* **Text section**:
Through the intermediary of his children's school teacher (once Marie Dénarnaud's lodger), Corbu found out that Marie Dénarnaud was selling her estate in Rennes-le-Château.[2] After two years of hesitation, Marie Dénarnaud finally agreed to sell her property en viager[3] to the Corbus and by her Holographic will dated 22 July 1946, she named Corbu and his wife her sole legatees. Marie Dénarnaud could not afford to keep up her estate, which was in need of repairs and she had run into serious debts (that were settled by Noël Corbu upon purchase). The property comprised the Villa Bethania, the Tour Magdala, an Orangery, and the Belvedere that connects the Tour Magdala to the Orangery.[4]

In 1950 Corbu returned to Morocco hoping to set up a sugar refinery, without success.[5]

When Marie Dénarnaud died in 1953, Corbu inherited her archives relating to Bérenger Saunière. During Easter 1955 Corbu turned the Villa Bethania into a Hotel (called L'hôtel de la Tour) and opened a restaurant located underneath the belvedere that connects the Tour Magdala to the Orangery (Corbu installed the windows). Later during the 1990s, the Villa Bethania was turned into a hotel again.

In January 1956, the local newspaper La Dépêche du Midi serialised an interview with Corbu in who claimed that Father Saunière discovered the treasure of Blanche of Castile, and which 'according to the archives' consisted of 28,500,000 gold pieces. This was the treasure of the French crown assembled by Blanche de Castile to pay the ransom of Saint Louis, a prisoner of the Saracens, the surplus of which she had hidden at Rennes-le-Château. Saunière had only found one part of it, so it was necessary to continue his investigations.[6] Corbu also claimed Saunière had in 1892 discovered "parchments" whilst renovating his church "written in a mixture of French and Latin, which at first glance could be discerned passages from the Gospels".[7] It has been noted by critics however that Saunière began renovating his church in 1886, not 1892,[8] and that "there was no evidence that these parchments had ever existed".[9] Corbu claimed that Marie Dénarnaud would confide a secret to him before she died, saying "Pray do not worry yourself, Monsieur Corbu. You shall have more money than you will be able to spend!" [10]

Corbu provided a tape-recording of his story for his guests, a transcript of which was deposited in the Archives de l'Aude, Carcassonne on 14 June 1962 by Maurice Tous of Alet-les-Bains.[11]

Corbu's story inspired author Robert Charroux to develop an active interest and in 1958, with his wife Yvette and other members of The Treasure Seekers' Club (that he founded in 1951), scanned the village of Rennes-le-Château and its church dedicated to Saint Mary Magdalene for treasure using a metal detector. The dowsing-by-pendulum enthusiast and hypnotist Rolland Domergue, with medium Germaine Goyard, joined Corbu in 1958 to look for the treasure, and thus began the extensive accumulation of pilgrimages to the site by many various people from all over France, that on 28 July 1965 forced the local Municipal council to introduce a local By-law prohibiting excavations in the village.

* **Record excerpts**:
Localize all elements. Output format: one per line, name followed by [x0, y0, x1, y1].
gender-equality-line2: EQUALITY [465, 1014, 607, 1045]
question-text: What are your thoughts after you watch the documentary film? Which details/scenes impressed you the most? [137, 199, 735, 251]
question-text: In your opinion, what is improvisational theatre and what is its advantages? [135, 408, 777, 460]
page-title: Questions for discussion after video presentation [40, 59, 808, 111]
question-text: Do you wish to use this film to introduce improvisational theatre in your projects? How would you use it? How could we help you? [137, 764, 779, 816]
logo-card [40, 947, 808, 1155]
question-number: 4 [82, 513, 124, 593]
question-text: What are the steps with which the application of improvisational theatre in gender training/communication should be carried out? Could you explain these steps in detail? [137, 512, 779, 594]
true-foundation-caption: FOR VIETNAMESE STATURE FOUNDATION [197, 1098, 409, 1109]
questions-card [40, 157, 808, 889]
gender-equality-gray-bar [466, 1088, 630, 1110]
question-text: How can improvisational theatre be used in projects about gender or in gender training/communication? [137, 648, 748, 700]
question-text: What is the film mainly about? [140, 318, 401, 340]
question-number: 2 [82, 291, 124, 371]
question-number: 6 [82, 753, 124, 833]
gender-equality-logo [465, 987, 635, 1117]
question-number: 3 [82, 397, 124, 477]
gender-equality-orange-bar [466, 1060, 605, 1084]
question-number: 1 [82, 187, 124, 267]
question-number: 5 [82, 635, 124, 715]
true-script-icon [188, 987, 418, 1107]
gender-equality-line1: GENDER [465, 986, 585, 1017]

* * *

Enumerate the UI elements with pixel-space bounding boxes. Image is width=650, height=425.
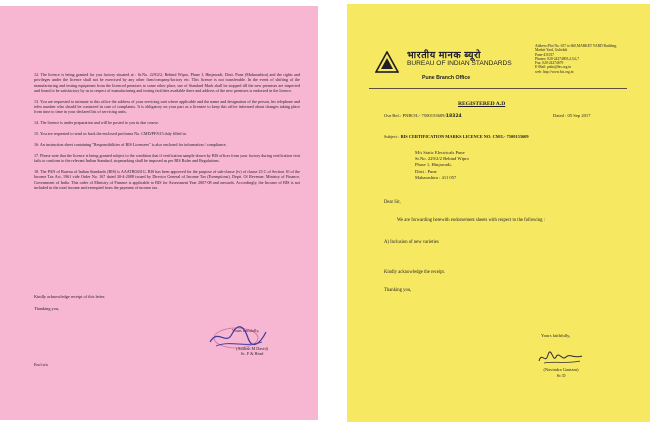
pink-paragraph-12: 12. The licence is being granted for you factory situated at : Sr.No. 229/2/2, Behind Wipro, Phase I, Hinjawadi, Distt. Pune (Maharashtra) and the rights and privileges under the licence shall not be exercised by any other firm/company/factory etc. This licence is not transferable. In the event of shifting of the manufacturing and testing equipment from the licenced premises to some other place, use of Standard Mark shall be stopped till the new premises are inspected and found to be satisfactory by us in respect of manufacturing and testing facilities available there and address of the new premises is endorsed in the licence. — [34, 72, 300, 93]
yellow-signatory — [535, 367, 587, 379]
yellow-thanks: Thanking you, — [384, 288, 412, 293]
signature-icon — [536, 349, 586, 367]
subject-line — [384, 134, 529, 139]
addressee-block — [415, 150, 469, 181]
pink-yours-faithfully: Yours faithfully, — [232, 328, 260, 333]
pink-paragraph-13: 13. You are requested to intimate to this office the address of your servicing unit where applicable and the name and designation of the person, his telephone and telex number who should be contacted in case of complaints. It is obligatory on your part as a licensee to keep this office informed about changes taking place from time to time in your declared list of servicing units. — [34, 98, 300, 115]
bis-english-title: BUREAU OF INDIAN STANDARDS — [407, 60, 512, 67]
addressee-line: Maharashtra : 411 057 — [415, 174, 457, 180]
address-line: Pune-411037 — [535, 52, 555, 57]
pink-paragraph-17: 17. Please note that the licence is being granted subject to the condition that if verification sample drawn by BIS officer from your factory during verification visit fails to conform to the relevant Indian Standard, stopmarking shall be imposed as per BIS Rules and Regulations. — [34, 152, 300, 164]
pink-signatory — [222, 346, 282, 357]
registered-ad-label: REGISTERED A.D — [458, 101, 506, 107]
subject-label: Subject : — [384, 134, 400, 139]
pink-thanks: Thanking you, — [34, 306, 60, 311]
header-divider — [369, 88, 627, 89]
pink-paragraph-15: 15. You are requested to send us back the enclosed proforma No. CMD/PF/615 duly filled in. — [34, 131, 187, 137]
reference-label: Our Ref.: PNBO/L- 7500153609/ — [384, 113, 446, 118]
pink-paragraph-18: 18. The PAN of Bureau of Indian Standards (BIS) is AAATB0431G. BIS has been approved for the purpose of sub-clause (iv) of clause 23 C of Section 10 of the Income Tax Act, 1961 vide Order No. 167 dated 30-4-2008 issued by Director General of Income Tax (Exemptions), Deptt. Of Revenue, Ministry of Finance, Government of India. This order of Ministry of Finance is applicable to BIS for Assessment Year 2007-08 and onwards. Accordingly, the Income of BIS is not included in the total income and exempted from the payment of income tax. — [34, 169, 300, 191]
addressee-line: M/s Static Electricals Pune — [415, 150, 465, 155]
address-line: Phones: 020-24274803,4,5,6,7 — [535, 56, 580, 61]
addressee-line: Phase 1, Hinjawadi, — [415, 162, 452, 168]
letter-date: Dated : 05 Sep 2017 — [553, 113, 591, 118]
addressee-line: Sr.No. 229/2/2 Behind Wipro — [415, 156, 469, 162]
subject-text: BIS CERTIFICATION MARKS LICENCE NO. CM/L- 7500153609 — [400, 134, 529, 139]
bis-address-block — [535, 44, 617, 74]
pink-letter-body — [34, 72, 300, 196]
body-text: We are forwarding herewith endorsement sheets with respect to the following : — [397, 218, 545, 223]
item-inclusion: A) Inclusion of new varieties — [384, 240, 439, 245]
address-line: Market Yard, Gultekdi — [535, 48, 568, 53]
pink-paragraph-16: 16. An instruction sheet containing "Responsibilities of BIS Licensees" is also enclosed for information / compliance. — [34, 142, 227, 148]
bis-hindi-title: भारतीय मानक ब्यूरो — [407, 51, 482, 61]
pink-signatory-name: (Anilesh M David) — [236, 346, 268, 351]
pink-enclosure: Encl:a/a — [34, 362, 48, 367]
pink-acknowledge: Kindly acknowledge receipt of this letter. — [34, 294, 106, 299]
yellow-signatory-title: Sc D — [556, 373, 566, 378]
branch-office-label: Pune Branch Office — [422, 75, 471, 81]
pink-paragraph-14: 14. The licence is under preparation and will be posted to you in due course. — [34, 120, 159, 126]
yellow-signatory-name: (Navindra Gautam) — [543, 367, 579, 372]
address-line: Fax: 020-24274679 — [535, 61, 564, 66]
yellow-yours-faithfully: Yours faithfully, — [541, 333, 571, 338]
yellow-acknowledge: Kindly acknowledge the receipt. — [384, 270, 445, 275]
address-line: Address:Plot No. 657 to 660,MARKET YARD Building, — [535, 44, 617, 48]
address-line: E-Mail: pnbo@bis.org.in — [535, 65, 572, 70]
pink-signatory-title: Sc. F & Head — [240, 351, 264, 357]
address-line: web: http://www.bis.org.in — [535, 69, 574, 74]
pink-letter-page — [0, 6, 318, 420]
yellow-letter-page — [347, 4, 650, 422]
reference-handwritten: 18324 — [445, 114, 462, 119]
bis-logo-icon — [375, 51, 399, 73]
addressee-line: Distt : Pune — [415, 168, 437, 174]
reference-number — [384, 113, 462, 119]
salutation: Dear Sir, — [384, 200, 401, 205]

--

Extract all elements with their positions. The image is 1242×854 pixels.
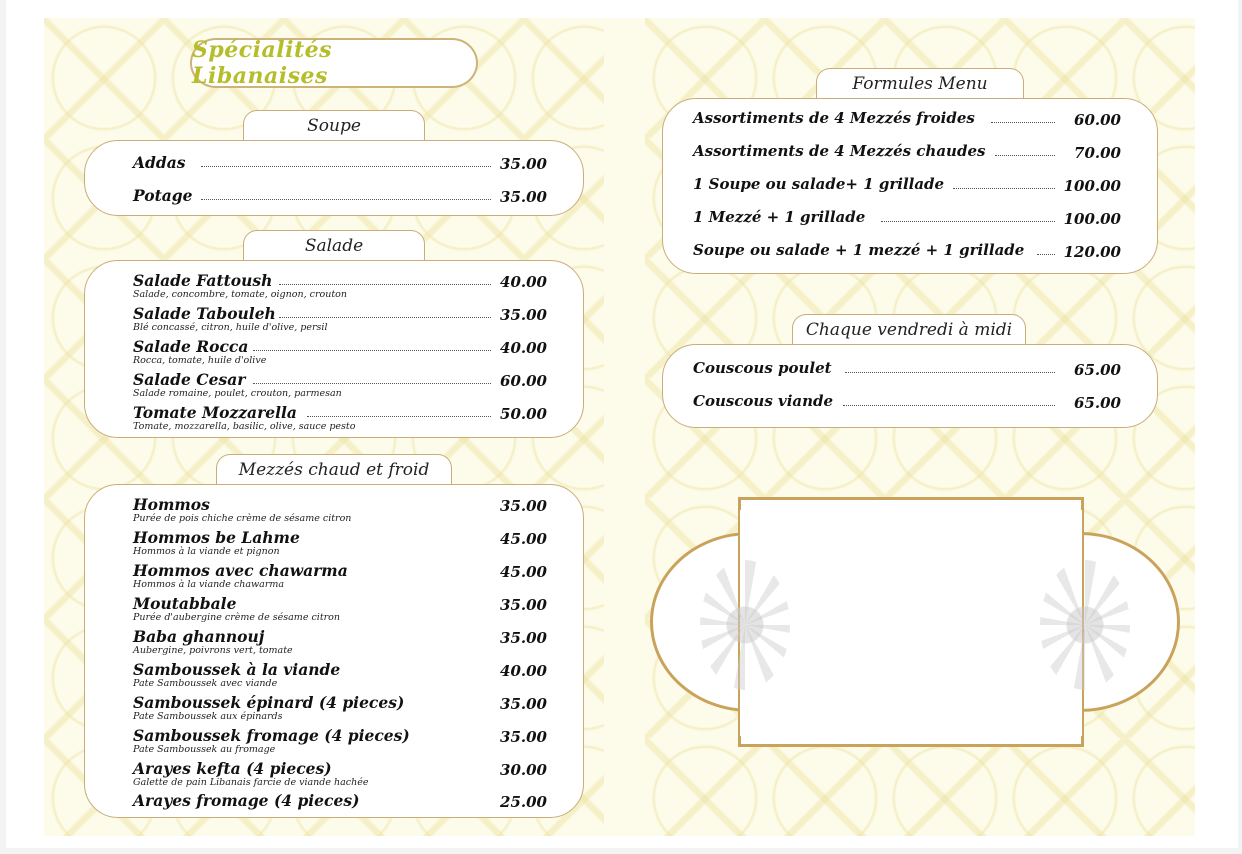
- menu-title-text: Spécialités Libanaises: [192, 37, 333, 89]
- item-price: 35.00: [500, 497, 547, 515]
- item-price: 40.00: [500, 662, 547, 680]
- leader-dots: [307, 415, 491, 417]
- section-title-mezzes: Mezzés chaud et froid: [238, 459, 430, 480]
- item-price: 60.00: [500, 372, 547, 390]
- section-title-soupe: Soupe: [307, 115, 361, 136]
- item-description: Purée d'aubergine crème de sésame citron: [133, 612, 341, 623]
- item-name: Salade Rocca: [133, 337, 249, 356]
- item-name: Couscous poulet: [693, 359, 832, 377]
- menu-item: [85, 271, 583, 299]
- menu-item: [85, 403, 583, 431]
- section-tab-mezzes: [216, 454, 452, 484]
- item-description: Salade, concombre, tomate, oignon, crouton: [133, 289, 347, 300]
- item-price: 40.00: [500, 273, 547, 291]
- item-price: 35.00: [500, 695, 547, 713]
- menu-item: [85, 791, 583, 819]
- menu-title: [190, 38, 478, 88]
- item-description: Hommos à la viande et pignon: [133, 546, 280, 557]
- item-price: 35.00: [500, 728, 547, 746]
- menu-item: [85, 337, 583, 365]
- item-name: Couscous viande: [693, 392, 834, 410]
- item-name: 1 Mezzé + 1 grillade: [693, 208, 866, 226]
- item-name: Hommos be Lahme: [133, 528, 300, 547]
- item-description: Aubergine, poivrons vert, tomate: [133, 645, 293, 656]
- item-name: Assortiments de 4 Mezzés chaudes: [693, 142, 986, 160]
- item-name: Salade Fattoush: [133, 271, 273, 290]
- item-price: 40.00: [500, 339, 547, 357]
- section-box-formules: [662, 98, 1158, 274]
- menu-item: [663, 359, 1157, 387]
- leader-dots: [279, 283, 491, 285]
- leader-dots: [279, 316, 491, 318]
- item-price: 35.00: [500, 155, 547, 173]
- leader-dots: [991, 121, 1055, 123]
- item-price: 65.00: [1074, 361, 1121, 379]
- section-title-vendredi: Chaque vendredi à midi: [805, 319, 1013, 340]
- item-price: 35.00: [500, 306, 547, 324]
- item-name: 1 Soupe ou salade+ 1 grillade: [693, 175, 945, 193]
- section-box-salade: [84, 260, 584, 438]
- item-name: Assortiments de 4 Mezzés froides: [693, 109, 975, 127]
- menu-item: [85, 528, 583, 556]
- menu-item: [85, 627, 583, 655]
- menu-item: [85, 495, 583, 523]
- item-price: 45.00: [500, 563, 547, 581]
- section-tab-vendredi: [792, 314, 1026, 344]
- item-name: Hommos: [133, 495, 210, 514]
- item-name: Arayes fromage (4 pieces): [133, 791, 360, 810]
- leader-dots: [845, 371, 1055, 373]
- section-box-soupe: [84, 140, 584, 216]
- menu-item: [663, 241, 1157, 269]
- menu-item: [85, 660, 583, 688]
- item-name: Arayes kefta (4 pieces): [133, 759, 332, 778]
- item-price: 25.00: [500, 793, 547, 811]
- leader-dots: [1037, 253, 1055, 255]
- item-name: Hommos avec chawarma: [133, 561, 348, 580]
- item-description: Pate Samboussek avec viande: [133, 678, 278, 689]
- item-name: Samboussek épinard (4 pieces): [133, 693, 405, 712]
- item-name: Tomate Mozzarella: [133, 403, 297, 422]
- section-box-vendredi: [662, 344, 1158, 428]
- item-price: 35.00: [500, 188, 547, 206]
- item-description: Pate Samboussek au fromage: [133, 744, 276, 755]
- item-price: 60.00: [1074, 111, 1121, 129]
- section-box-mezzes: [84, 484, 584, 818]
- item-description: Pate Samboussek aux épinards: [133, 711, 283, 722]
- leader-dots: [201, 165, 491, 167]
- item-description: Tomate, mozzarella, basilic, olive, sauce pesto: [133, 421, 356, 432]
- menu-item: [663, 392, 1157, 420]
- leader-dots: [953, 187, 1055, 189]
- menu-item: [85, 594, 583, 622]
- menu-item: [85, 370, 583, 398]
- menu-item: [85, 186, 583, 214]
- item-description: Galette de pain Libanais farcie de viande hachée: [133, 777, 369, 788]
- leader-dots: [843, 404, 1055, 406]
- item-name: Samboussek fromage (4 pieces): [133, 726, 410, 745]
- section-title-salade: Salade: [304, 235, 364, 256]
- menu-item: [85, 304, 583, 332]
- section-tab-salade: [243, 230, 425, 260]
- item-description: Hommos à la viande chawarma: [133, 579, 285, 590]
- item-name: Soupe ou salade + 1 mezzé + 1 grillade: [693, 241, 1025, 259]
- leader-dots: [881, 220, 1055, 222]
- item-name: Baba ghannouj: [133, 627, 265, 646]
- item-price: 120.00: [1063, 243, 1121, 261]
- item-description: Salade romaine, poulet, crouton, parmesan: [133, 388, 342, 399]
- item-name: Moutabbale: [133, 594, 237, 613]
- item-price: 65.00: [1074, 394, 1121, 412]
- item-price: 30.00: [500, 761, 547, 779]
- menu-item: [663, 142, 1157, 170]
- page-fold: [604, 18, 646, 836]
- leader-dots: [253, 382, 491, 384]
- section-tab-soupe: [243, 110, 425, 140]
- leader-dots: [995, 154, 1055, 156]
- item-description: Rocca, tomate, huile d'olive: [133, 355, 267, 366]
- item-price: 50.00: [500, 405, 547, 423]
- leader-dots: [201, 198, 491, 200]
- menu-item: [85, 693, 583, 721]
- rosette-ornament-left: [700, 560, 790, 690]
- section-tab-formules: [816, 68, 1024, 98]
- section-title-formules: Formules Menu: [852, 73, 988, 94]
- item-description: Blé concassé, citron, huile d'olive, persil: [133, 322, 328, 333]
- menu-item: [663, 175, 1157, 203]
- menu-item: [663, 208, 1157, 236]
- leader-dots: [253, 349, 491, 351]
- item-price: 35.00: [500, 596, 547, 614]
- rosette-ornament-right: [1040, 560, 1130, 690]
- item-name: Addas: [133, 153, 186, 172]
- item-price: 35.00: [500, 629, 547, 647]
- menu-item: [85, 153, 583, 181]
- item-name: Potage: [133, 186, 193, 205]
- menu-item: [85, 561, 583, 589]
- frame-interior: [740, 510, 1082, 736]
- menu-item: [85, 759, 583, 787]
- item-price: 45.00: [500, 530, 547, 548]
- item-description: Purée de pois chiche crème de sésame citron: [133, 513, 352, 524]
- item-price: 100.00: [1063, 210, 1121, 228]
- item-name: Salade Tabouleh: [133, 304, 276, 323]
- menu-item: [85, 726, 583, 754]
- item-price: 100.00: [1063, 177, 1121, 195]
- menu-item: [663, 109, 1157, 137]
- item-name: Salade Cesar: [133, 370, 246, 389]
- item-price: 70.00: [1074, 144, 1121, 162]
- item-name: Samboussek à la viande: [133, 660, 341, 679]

* **Goals**:
a) Answer these questions from the text about Noël Corbu:
(i) What date does Marie Dénarnaud's holographic will bear?
(ii) What name did Corbu give the hotel he opened in the Villa Bethania?
(iii) On what date did the local Municipal council bring in the by-law prohibiting excavations in the village?
b) Identify every line in the entries that contains the string "projects" and copy each one. The match is case-sensitive.
The entries have no connection to the text about Noël Corbu.

* **Task-by-task results**:
a)
(i) 22 July 1946
(ii) L'hôtel de la Tour
(iii) 28 July 1965

b)
question-text: Do you wish to use this film to introduce improvisational theatre in your projects? How would you use it? How could we help you? [137, 764, 779, 816]
question-text: How can improvisational theatre be used in projects about gender or in gender training/communication? [137, 648, 748, 700]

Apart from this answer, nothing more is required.